**Stated exercise:** Copy all of the material below exactly.

[Collected data entries]
○ ○ ○

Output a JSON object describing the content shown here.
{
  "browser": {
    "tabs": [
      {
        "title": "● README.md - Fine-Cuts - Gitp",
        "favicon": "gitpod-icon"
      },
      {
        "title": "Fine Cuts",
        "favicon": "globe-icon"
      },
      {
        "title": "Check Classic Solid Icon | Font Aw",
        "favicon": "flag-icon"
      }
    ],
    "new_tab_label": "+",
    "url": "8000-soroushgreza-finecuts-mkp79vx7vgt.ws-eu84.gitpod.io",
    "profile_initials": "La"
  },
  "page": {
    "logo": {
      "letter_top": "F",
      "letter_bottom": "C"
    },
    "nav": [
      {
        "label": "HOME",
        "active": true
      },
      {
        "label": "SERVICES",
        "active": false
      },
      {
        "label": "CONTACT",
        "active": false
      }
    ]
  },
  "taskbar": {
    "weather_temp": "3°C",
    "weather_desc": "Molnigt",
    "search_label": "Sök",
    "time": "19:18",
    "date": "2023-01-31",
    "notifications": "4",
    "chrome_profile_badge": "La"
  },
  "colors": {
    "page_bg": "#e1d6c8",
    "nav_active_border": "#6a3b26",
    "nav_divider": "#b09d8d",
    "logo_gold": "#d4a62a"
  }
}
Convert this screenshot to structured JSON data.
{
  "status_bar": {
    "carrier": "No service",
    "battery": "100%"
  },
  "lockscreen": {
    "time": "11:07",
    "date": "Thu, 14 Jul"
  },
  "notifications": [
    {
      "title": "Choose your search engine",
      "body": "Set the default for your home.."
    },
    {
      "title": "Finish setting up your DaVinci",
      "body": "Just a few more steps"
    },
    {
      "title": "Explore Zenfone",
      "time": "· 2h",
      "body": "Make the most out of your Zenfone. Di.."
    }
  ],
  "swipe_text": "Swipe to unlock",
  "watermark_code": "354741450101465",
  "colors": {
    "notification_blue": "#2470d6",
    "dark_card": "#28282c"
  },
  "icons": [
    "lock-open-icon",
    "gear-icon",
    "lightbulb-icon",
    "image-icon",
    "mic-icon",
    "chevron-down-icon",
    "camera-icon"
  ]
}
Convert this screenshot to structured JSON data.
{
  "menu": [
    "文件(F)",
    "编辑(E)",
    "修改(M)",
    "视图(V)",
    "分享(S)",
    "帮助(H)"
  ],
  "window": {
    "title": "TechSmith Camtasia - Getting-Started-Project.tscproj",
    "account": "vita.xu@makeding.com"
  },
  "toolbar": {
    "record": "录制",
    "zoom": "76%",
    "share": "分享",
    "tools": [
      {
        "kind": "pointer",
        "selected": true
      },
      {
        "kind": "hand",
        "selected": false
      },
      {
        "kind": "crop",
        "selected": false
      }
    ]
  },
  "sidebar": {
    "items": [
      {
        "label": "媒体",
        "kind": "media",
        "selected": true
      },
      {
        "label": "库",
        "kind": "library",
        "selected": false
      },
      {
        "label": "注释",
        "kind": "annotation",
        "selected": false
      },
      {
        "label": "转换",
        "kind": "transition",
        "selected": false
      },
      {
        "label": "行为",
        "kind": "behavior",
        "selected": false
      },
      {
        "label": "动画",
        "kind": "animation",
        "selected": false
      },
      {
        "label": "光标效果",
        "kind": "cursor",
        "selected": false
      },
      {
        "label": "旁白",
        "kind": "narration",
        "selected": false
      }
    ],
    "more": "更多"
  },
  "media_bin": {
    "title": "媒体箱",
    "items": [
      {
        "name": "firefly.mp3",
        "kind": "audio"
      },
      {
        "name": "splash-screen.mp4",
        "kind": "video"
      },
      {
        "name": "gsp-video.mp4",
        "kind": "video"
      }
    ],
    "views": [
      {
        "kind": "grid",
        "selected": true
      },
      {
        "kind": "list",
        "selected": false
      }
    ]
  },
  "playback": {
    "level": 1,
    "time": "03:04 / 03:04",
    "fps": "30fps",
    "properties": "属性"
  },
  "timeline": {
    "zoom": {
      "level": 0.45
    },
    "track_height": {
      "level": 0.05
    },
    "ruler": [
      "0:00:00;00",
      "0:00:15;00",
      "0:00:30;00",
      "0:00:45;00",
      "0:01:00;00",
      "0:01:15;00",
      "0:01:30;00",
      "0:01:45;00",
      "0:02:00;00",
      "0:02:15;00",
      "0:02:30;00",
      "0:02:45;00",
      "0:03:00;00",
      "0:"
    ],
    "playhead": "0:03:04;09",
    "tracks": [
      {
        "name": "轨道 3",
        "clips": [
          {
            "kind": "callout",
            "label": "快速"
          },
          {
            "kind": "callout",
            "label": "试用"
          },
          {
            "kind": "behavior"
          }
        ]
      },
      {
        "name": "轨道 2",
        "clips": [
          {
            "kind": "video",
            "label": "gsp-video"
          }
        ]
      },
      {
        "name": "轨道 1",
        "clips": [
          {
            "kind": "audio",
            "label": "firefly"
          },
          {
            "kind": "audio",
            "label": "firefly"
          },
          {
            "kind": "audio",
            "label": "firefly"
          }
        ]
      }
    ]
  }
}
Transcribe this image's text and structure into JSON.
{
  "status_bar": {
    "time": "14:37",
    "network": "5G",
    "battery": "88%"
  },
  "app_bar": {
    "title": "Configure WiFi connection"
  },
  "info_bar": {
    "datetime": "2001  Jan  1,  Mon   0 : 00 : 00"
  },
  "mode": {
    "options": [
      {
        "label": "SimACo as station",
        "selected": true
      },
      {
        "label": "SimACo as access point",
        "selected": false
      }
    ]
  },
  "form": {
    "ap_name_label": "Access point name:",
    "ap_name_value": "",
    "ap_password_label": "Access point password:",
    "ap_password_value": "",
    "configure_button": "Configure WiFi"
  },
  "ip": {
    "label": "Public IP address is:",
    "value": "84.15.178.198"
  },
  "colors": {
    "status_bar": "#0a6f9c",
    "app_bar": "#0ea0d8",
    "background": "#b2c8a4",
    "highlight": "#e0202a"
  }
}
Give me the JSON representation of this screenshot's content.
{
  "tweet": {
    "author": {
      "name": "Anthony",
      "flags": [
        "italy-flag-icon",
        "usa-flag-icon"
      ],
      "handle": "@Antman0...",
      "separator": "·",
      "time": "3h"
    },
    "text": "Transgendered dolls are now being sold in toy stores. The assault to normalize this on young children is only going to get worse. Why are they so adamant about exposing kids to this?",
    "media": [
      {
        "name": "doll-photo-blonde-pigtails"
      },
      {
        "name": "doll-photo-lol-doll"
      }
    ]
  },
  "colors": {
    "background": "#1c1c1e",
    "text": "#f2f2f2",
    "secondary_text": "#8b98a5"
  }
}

○ ○ ○

**Expected answer:**
Output a JSON object describing the content shown here.
{
  "browser": {
    "tabs": [
      {
        "title": "● README.md - Fine-Cuts - Gitp",
        "favicon": "gitpod-icon"
      },
      {
        "title": "Fine Cuts",
        "favicon": "globe-icon"
      },
      {
        "title": "Check Classic Solid Icon | Font Aw",
        "favicon": "flag-icon"
      }
    ],
    "new_tab_label": "+",
    "url": "8000-soroushgreza-finecuts-mkp79vx7vgt.ws-eu84.gitpod.io",
    "profile_initials": "La"
  },
  "page": {
    "logo": {
      "letter_top": "F",
      "letter_bottom": "C"
    },
    "nav": [
      {
        "label": "HOME",
        "active": true
      },
      {
        "label": "SERVICES",
        "active": false
      },
      {
        "label": "CONTACT",
        "active": false
      }
    ]
  },
  "taskbar": {
    "weather_temp": "3°C",
    "weather_desc": "Molnigt",
    "search_label": "Sök",
    "time": "19:18",
    "date": "2023-01-31",
    "notifications": "4",
    "chrome_profile_badge": "La"
  },
  "colors": {
    "page_bg": "#e1d6c8",
    "nav_active_border": "#6a3b26",
    "nav_divider": "#b09d8d",
    "logo_gold": "#d4a62a"
  }
}
Convert this screenshot to structured JSON data.
{
  "status_bar": {
    "carrier": "No service",
    "battery": "100%"
  },
  "lockscreen": {
    "time": "11:07",
    "date": "Thu, 14 Jul"
  },
  "notifications": [
    {
      "title": "Choose your search engine",
      "body": "Set the default for your home.."
    },
    {
      "title": "Finish setting up your DaVinci",
      "body": "Just a few more steps"
    },
    {
      "title": "Explore Zenfone",
      "time": "· 2h",
      "body": "Make the most out of your Zenfone. Di.."
    }
  ],
  "swipe_text": "Swipe to unlock",
  "watermark_code": "354741450101465",
  "colors": {
    "notification_blue": "#2470d6",
    "dark_card": "#28282c"
  },
  "icons": [
    "lock-open-icon",
    "gear-icon",
    "lightbulb-icon",
    "image-icon",
    "mic-icon",
    "chevron-down-icon",
    "camera-icon"
  ]
}
Convert this screenshot to structured JSON data.
{
  "menu": [
    "文件(F)",
    "编辑(E)",
    "修改(M)",
    "视图(V)",
    "分享(S)",
    "帮助(H)"
  ],
  "window": {
    "title": "TechSmith Camtasia - Getting-Started-Project.tscproj",
    "account": "vita.xu@makeding.com"
  },
  "toolbar": {
    "record": "录制",
    "zoom": "76%",
    "share": "分享",
    "tools": [
      {
        "kind": "pointer",
        "selected": true
      },
      {
        "kind": "hand",
        "selected": false
      },
      {
        "kind": "crop",
        "selected": false
      }
    ]
  },
  "sidebar": {
    "items": [
      {
        "label": "媒体",
        "kind": "media",
        "selected": true
      },
      {
        "label": "库",
        "kind": "library",
        "selected": false
      },
      {
        "label": "注释",
        "kind": "annotation",
        "selected": false
      },
      {
        "label": "转换",
        "kind": "transition",
        "selected": false
      },
      {
        "label": "行为",
        "kind": "behavior",
        "selected": false
      },
      {
        "label": "动画",
        "kind": "animation",
        "selected": false
      },
      {
        "label": "光标效果",
        "kind": "cursor",
        "selected": false
      },
      {
        "label": "旁白",
        "kind": "narration",
        "selected": false
      }
    ],
    "more": "更多"
  },
  "media_bin": {
    "title": "媒体箱",
    "items": [
      {
        "name": "firefly.mp3",
        "kind": "audio"
      },
      {
        "name": "splash-screen.mp4",
        "kind": "video"
      },
      {
        "name": "gsp-video.mp4",
        "kind": "video"
      }
    ],
    "views": [
      {
        "kind": "grid",
        "selected": true
      },
      {
        "kind": "list",
        "selected": false
      }
    ]
  },
  "playback": {
    "level": 1,
    "time": "03:04 / 03:04",
    "fps": "30fps",
    "properties": "属性"
  },
  "timeline": {
    "zoom": {
      "level": 0.45
    },
    "track_height": {
      "level": 0.05
    },
    "ruler": [
      "0:00:00;00",
      "0:00:15;00",
      "0:00:30;00",
      "0:00:45;00",
      "0:01:00;00",
      "0:01:15;00",
      "0:01:30;00",
      "0:01:45;00",
      "0:02:00;00",
      "0:02:15;00",
      "0:02:30;00",
      "0:02:45;00",
      "0:03:00;00",
      "0:"
    ],
    "playhead": "0:03:04;09",
    "tracks": [
      {
        "name": "轨道 3",
        "clips": [
          {
            "kind": "callout",
            "label": "快速"
          },
          {
            "kind": "callout",
            "label": "试用"
          },
          {
            "kind": "behavior"
          }
        ]
      },
      {
        "name": "轨道 2",
        "clips": [
          {
            "kind": "video",
            "label": "gsp-video"
          }
        ]
      },
      {
        "name": "轨道 1",
        "clips": [
          {
            "kind": "audio",
            "label": "firefly"
          },
          {
            "kind": "audio",
            "label": "firefly"
          },
          {
            "kind": "audio",
            "label": "firefly"
          }
        ]
      }
    ]
  }
}
Transcribe this image's text and structure into JSON.
{
  "status_bar": {
    "time": "14:37",
    "network": "5G",
    "battery": "88%"
  },
  "app_bar": {
    "title": "Configure WiFi connection"
  },
  "info_bar": {
    "datetime": "2001  Jan  1,  Mon   0 : 00 : 00"
  },
  "mode": {
    "options": [
      {
        "label": "SimACo as station",
        "selected": true
      },
      {
        "label": "SimACo as access point",
        "selected": false
      }
    ]
  },
  "form": {
    "ap_name_label": "Access point name:",
    "ap_name_value": "",
    "ap_password_label": "Access point password:",
    "ap_password_value": "",
    "configure_button": "Configure WiFi"
  },
  "ip": {
    "label": "Public IP address is:",
    "value": "84.15.178.198"
  },
  "colors": {
    "status_bar": "#0a6f9c",
    "app_bar": "#0ea0d8",
    "background": "#b2c8a4",
    "highlight": "#e0202a"
  }
}
Give me the JSON representation of this screenshot's content.
{
  "tweet": {
    "author": {
      "name": "Anthony",
      "flags": [
        "italy-flag-icon",
        "usa-flag-icon"
      ],
      "handle": "@Antman0...",
      "separator": "·",
      "time": "3h"
    },
    "text": "Transgendered dolls are now being sold in toy stores. The assault to normalize this on young children is only going to get worse. Why are they so adamant about exposing kids to this?",
    "media": [
      {
        "name": "doll-photo-blonde-pigtails"
      },
      {
        "name": "doll-photo-lol-doll"
      }
    ]
  },
  "colors": {
    "background": "#1c1c1e",
    "text": "#f2f2f2",
    "secondary_text": "#8b98a5"
  }
}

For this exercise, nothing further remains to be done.